__Requirement__. Provide only the number of lines in the data below that contain the string "ernannt".

--- Start of Entries supplied ---

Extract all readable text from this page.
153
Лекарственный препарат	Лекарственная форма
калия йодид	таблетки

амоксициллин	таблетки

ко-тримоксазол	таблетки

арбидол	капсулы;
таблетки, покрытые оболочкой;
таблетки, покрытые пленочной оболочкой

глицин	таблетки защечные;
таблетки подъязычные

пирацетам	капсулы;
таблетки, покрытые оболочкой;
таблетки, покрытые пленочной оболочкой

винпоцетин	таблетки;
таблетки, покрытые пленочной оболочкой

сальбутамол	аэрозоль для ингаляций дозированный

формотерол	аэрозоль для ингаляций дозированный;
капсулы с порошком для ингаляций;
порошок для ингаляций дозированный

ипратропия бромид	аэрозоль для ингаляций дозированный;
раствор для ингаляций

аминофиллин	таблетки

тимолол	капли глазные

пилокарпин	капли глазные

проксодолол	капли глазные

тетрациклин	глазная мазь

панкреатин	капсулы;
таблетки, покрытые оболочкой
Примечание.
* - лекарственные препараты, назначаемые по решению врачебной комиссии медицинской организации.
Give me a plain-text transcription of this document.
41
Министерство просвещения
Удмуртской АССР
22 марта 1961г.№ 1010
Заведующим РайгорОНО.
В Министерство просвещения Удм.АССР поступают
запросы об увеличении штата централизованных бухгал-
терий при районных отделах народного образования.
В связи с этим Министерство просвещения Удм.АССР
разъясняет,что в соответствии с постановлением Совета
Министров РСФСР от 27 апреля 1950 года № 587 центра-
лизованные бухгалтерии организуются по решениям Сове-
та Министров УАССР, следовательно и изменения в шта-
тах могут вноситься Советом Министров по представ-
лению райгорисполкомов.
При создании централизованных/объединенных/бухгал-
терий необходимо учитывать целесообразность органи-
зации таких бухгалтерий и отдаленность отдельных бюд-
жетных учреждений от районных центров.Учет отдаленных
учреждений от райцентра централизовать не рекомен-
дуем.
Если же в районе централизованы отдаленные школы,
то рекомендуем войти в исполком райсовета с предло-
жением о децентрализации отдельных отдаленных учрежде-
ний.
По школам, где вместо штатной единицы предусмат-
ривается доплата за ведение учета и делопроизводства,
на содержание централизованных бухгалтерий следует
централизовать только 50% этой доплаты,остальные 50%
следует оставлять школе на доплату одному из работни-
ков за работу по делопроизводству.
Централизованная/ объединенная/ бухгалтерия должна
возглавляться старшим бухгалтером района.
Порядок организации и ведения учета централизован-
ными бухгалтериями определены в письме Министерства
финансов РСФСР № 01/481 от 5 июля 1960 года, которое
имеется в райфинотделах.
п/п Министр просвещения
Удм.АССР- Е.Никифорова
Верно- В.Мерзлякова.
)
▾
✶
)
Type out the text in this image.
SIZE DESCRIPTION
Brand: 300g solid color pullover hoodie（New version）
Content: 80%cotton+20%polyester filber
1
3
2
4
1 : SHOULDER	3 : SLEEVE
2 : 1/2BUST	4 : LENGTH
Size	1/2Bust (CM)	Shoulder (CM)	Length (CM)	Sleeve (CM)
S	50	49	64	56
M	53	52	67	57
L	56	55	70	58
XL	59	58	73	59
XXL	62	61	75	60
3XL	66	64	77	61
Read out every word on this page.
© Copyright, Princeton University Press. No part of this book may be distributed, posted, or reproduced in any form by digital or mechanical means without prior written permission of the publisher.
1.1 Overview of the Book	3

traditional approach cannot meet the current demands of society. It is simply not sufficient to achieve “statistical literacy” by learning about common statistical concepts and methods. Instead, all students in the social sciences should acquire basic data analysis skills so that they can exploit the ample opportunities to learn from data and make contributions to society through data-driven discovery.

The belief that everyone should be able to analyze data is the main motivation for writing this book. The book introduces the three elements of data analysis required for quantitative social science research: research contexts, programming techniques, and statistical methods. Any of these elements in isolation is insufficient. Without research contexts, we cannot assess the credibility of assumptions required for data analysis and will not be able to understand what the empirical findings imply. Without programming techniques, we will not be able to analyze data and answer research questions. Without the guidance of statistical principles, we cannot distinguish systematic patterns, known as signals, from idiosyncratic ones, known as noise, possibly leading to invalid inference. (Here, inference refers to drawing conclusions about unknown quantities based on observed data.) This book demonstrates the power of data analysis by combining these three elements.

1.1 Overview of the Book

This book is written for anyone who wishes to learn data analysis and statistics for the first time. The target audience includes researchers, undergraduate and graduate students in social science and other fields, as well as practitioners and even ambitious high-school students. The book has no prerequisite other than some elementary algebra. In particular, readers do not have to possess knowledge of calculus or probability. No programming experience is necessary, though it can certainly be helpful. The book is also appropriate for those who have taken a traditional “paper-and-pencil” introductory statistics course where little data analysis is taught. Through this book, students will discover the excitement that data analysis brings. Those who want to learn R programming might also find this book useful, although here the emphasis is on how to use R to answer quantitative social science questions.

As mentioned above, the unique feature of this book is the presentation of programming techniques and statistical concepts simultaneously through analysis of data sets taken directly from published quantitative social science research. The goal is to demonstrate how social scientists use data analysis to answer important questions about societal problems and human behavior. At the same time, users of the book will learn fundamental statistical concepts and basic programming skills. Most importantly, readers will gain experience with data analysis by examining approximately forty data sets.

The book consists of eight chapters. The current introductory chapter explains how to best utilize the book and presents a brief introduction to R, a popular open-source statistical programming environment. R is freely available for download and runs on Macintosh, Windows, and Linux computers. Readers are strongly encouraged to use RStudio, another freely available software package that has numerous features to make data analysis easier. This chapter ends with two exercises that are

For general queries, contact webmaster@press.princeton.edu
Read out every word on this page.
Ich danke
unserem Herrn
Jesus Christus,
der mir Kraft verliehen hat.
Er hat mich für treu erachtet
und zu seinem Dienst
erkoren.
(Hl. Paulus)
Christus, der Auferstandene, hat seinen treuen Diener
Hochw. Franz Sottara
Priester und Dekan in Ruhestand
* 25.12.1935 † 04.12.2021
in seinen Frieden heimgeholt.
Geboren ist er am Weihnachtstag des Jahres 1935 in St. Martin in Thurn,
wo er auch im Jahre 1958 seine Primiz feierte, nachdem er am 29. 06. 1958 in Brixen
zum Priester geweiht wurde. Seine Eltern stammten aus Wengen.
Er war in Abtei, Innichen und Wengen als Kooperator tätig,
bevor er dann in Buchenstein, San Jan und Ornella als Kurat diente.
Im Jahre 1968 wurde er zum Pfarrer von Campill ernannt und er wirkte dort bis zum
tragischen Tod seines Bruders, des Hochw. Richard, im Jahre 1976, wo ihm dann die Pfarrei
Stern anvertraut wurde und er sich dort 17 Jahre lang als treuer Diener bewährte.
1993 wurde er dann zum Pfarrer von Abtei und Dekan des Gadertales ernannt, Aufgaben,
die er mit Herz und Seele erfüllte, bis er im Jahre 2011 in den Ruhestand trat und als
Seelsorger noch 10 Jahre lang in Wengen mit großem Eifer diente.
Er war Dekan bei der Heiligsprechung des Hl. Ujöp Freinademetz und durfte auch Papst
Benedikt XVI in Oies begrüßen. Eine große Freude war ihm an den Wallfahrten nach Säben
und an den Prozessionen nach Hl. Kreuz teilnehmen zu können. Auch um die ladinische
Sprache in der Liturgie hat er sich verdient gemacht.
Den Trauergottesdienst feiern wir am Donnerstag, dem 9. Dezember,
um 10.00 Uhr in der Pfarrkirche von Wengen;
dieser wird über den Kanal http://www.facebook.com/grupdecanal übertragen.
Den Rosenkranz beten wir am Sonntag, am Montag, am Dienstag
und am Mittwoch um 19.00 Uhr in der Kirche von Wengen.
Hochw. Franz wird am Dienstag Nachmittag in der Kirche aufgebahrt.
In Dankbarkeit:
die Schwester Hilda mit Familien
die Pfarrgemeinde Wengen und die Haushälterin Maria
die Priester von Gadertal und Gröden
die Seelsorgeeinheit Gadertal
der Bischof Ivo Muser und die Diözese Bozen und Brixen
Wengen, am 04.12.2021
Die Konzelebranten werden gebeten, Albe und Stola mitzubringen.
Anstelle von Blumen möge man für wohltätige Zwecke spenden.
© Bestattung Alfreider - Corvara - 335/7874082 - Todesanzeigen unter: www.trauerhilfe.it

--- End of Entries supplied ---

__Final result__. 2